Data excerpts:
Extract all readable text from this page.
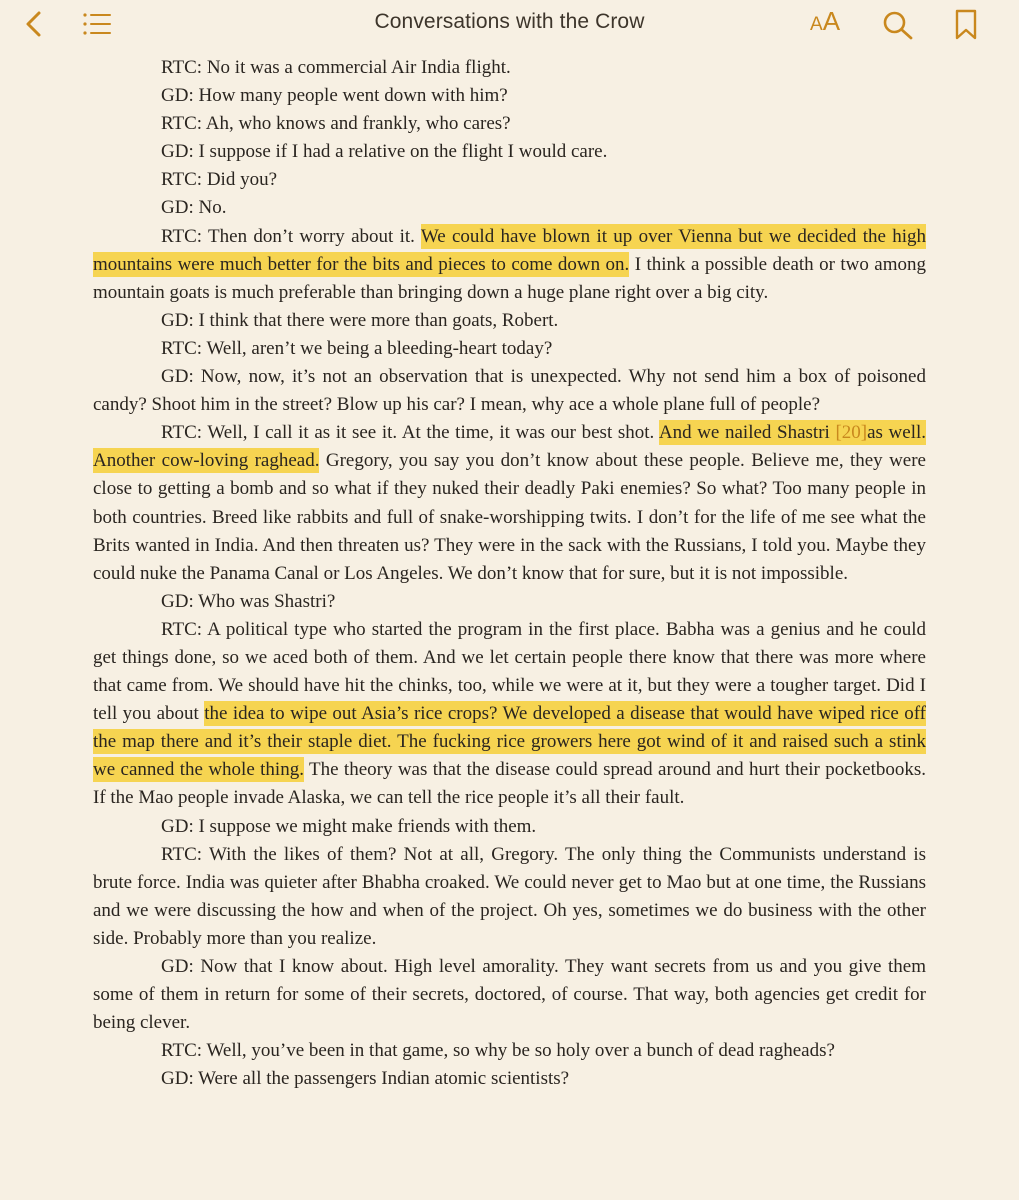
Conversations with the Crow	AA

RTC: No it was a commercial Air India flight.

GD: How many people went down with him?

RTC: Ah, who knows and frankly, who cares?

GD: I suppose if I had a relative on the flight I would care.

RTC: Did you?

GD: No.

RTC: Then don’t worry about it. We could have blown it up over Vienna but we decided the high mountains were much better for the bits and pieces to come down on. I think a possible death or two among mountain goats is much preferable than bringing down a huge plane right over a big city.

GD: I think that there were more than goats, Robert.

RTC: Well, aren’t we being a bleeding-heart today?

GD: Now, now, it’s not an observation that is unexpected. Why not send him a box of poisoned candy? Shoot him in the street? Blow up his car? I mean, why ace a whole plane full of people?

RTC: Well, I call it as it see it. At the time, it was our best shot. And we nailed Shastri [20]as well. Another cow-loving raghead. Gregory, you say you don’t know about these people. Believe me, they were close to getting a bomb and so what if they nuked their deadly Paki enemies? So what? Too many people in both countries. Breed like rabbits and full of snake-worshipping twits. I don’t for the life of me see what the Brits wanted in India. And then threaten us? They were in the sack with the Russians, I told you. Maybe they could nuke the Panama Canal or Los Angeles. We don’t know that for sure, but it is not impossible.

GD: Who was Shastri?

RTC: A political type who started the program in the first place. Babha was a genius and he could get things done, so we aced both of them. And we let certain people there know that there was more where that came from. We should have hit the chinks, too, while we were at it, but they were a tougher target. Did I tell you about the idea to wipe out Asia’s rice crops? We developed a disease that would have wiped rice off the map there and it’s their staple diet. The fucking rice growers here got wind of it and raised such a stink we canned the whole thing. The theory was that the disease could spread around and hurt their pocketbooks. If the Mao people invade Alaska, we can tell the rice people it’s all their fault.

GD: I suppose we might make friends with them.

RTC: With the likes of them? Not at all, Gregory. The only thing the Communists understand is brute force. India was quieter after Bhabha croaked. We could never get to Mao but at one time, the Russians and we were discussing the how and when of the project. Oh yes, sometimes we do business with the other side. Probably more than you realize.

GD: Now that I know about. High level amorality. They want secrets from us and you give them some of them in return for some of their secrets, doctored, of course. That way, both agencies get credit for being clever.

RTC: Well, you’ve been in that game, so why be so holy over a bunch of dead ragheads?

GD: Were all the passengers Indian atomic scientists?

==

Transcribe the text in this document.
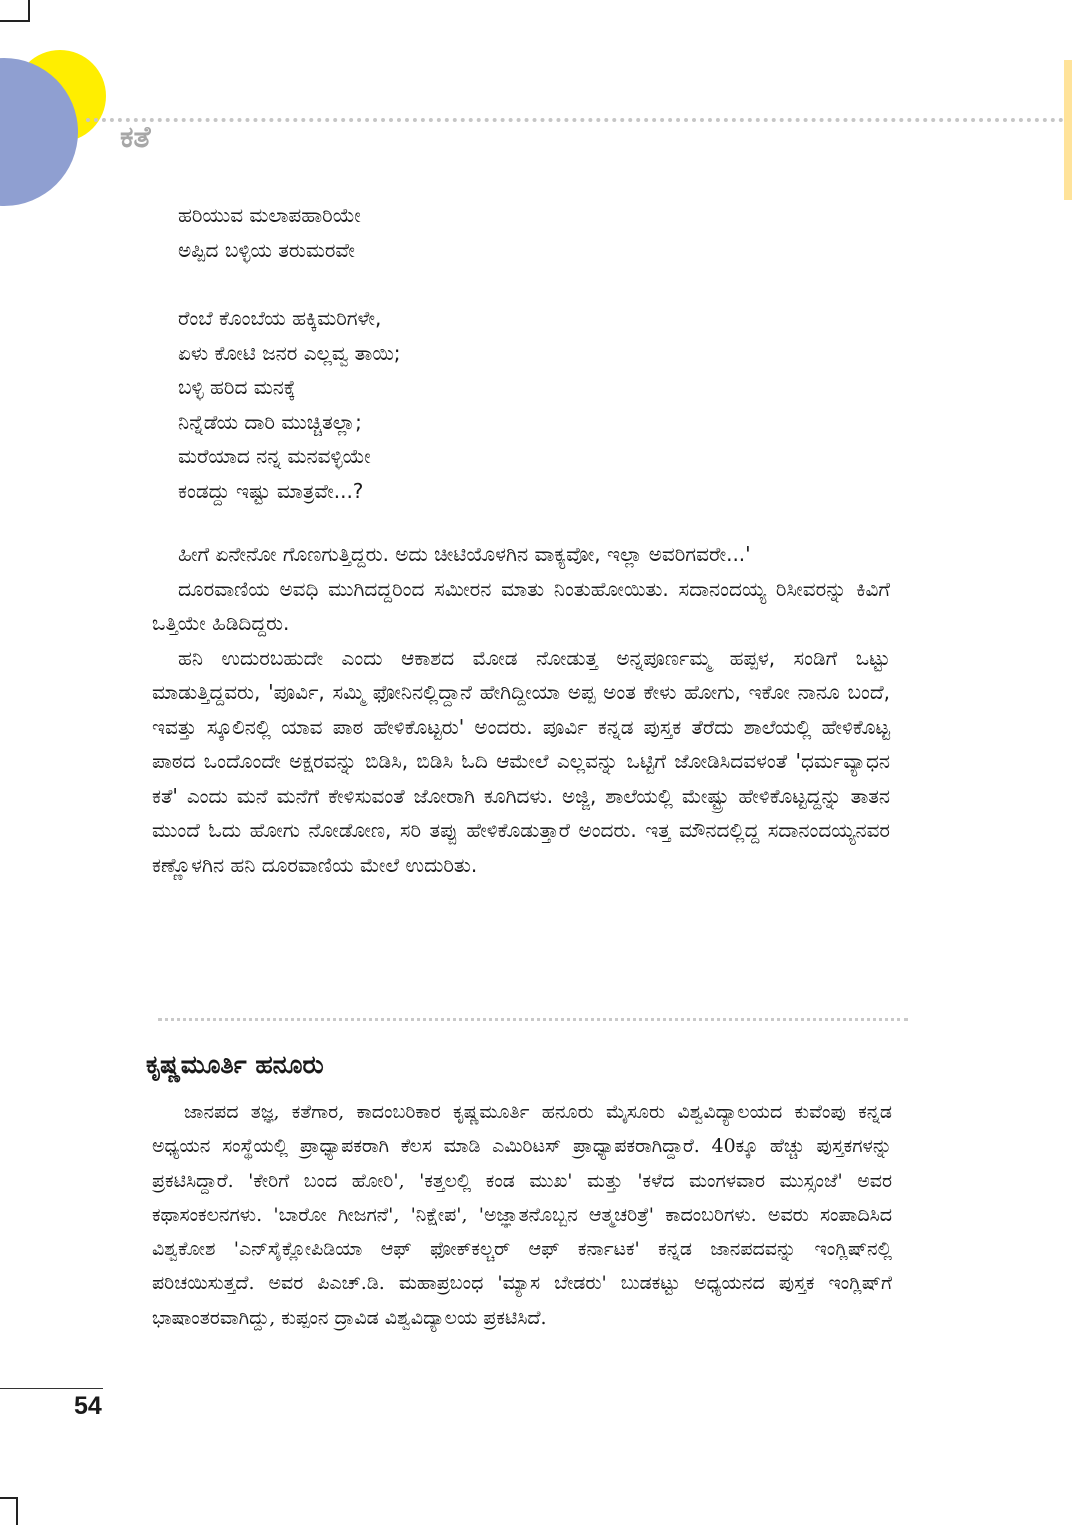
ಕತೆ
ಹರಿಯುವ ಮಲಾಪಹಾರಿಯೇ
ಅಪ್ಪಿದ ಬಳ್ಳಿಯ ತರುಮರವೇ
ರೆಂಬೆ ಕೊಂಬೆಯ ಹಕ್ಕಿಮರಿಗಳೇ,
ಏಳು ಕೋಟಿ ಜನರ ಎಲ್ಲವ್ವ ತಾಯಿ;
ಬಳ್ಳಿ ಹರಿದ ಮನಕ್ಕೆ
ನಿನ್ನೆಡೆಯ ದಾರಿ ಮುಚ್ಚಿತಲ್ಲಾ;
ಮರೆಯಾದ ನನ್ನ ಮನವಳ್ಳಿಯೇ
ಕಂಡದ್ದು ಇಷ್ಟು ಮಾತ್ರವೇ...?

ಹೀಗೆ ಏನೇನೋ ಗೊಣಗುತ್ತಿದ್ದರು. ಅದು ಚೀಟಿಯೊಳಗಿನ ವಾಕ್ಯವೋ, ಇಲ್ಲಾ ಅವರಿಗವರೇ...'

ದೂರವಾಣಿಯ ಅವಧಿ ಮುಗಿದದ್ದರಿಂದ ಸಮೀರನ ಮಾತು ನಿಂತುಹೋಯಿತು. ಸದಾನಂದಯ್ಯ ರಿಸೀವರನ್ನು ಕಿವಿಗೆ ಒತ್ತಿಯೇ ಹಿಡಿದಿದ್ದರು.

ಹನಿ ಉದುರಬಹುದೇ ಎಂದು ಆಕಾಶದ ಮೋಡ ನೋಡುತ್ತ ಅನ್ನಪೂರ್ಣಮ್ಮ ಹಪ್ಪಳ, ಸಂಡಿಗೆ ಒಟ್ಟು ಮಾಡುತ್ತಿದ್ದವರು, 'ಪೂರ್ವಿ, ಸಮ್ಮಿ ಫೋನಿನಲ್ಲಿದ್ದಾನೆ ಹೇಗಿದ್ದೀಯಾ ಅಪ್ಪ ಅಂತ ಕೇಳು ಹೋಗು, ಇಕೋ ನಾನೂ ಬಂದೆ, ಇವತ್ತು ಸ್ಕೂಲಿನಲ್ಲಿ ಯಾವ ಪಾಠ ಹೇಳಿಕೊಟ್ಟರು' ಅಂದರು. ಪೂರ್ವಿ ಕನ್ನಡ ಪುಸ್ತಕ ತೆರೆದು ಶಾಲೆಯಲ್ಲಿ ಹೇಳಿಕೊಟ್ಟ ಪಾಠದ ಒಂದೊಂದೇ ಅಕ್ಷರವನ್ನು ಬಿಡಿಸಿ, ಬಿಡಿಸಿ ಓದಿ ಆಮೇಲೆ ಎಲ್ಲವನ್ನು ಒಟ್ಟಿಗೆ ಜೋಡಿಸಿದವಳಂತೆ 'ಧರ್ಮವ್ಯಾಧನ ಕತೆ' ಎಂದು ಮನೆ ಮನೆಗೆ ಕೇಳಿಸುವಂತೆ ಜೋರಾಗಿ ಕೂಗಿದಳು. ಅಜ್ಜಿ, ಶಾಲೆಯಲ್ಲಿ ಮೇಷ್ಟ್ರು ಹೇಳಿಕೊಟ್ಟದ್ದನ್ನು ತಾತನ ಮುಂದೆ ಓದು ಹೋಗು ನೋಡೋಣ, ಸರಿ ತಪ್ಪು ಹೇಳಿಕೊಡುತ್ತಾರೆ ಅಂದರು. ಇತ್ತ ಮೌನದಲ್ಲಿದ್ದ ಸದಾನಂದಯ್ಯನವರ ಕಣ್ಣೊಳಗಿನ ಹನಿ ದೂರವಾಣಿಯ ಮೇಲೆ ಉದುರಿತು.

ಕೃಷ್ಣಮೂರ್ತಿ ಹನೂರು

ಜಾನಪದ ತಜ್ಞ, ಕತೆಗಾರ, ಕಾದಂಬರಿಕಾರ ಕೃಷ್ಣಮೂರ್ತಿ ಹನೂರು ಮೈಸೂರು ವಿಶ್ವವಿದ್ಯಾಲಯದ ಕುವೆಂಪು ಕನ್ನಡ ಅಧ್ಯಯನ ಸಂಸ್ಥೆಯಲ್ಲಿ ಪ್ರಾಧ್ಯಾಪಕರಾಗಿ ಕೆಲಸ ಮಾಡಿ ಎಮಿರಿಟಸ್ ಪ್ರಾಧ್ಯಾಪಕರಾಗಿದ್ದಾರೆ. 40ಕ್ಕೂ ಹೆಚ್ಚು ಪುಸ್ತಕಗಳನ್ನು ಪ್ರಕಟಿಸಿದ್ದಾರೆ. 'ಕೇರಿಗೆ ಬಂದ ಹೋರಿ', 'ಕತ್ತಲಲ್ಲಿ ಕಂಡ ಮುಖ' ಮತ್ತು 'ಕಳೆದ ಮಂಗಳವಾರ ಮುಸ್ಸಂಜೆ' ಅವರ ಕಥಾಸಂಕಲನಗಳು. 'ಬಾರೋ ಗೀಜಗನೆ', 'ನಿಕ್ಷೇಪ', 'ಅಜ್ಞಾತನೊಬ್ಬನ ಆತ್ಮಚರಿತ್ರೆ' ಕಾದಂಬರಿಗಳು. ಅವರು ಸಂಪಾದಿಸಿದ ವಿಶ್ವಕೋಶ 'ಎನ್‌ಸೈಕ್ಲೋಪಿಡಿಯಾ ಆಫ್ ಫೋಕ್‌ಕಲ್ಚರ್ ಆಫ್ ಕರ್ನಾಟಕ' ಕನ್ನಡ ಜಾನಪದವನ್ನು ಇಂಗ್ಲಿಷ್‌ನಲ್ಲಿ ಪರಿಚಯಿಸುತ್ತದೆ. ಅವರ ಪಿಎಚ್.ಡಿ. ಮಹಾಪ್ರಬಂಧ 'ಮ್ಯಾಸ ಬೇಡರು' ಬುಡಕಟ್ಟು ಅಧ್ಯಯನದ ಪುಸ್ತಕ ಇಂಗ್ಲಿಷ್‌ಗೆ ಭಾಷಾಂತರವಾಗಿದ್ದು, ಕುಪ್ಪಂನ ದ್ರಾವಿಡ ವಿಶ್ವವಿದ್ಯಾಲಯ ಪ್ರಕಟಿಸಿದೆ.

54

- Exercise directions -
Look through the entries above and report each line where the string "Well" occurs.

- Task solution -
RTC: Well, aren’t we being a bleeding-heart today?
RTC: Well, I call it as it see it. At the time, it was our best shot. And we nailed Shastri [20]as well. Another cow-loving raghead. Gregory, you say you don’t know about these people. Believe me, they were close to getting a bomb and so what if they nuked their deadly Paki enemies? So what? Too many people in both countries. Breed like rabbits and full of snake-worshipping twits. I don’t for the life of me see what the Brits wanted in India. And then threaten us? They were in the sack with the Russians, I told you. Maybe they could nuke the Panama Canal or Los Angeles. We don’t know that for sure, but it is not impossible.
RTC: Well, you’ve been in that game, so why be so holy over a bunch of dead ragheads?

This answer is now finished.